Exercise aim - Determine which lines contain the word "angles", then copy those lines.

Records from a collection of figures

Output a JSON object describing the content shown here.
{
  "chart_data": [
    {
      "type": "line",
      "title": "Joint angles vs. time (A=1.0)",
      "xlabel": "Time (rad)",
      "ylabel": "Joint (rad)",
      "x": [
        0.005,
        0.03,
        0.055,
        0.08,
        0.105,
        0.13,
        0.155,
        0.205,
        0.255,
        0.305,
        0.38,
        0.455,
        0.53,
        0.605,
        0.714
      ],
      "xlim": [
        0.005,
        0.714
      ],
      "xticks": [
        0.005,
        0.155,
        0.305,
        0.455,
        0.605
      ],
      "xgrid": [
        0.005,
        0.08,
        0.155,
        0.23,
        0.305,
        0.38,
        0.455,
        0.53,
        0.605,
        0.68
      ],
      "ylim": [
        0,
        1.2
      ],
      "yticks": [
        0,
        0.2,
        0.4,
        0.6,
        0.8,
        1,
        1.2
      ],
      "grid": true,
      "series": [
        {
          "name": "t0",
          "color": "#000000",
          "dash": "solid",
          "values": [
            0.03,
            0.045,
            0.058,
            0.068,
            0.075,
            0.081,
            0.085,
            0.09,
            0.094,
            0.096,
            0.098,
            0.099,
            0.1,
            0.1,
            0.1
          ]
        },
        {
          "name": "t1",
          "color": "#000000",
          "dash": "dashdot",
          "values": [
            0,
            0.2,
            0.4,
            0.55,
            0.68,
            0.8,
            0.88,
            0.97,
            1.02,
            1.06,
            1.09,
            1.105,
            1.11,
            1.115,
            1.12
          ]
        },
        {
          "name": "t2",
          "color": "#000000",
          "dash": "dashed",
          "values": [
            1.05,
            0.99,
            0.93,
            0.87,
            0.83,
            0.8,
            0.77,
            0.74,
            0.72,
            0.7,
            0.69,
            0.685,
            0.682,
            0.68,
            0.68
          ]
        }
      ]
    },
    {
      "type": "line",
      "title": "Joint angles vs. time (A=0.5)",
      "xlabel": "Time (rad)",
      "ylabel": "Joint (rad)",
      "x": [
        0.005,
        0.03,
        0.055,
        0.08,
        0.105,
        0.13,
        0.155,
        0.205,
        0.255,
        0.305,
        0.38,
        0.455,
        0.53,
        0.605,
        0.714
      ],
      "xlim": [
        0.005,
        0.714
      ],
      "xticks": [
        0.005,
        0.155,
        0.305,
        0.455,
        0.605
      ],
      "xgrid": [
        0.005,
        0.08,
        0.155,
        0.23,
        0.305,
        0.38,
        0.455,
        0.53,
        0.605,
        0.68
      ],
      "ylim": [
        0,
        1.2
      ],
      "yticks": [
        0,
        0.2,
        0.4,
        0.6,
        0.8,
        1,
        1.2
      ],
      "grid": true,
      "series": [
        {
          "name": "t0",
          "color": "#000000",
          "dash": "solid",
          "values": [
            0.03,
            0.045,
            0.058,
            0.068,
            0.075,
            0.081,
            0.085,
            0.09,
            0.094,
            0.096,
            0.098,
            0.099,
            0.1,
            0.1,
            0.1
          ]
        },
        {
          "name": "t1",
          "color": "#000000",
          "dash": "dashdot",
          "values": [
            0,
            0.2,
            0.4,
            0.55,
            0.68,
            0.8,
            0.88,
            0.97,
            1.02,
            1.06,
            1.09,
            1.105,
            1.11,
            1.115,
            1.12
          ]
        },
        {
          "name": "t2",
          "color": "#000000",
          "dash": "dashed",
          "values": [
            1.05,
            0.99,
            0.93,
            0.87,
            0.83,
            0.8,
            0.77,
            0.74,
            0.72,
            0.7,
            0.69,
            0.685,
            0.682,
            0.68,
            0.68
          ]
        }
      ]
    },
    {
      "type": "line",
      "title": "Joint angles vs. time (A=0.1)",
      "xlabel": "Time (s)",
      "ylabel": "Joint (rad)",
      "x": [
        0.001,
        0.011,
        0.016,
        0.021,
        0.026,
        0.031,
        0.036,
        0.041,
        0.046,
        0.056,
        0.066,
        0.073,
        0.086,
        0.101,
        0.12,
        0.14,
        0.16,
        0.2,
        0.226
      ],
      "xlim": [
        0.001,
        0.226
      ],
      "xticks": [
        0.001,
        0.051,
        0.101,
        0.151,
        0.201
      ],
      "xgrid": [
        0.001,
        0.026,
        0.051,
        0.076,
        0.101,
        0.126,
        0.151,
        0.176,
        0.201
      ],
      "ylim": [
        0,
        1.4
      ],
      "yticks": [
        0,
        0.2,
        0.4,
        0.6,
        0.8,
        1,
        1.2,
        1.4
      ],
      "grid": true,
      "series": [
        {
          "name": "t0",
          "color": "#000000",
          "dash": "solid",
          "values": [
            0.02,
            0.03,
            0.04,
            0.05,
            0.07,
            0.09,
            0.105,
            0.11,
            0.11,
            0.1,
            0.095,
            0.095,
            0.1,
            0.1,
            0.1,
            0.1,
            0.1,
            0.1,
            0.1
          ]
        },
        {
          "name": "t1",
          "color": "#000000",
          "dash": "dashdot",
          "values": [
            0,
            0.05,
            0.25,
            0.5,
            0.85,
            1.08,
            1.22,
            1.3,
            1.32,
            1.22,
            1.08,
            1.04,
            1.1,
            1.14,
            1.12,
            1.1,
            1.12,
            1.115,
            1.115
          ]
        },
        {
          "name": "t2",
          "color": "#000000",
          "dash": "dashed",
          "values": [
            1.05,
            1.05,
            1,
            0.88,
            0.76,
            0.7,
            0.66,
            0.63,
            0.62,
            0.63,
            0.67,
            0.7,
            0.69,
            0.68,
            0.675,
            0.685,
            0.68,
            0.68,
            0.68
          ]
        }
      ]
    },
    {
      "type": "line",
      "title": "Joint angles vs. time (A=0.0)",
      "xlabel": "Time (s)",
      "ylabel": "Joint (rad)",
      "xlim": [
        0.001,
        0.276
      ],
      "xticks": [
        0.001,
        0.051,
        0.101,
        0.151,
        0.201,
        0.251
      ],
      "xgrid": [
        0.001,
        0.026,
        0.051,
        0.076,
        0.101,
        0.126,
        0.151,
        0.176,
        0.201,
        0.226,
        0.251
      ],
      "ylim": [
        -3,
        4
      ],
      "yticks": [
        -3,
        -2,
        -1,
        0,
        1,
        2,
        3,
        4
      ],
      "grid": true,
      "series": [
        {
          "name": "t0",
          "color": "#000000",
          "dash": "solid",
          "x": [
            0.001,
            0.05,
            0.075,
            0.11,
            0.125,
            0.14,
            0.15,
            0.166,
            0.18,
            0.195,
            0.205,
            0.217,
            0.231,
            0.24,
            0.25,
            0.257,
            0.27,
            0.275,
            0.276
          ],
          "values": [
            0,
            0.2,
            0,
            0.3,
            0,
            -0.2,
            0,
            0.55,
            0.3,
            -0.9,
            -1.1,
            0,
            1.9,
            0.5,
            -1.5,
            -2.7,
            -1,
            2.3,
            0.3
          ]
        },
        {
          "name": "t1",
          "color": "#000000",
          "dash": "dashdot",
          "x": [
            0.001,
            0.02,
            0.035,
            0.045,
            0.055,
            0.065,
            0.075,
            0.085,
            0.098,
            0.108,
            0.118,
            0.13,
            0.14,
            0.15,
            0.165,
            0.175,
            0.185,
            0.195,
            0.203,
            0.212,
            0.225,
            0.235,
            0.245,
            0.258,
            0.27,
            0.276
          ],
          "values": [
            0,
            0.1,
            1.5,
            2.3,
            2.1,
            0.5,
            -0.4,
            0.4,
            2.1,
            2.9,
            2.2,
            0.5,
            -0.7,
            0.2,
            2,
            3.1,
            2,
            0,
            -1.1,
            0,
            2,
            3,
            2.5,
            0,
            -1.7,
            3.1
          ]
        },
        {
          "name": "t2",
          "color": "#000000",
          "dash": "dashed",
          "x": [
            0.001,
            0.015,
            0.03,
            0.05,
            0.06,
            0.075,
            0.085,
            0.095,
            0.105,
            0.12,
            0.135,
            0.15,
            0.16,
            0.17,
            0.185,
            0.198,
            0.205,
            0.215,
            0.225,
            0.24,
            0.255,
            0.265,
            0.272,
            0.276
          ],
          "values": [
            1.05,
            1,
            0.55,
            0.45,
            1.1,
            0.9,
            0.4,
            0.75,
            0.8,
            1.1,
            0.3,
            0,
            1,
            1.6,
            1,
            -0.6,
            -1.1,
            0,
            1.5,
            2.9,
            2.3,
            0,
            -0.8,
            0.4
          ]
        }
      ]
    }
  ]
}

Exercise answer -
      "title": "Joint angles vs. time (A=1.0)",
      "title": "Joint angles vs. time (A=0.5)",
      "title": "Joint angles vs. time (A=0.1)",
      "title": "Joint angles vs. time (A=0.0)",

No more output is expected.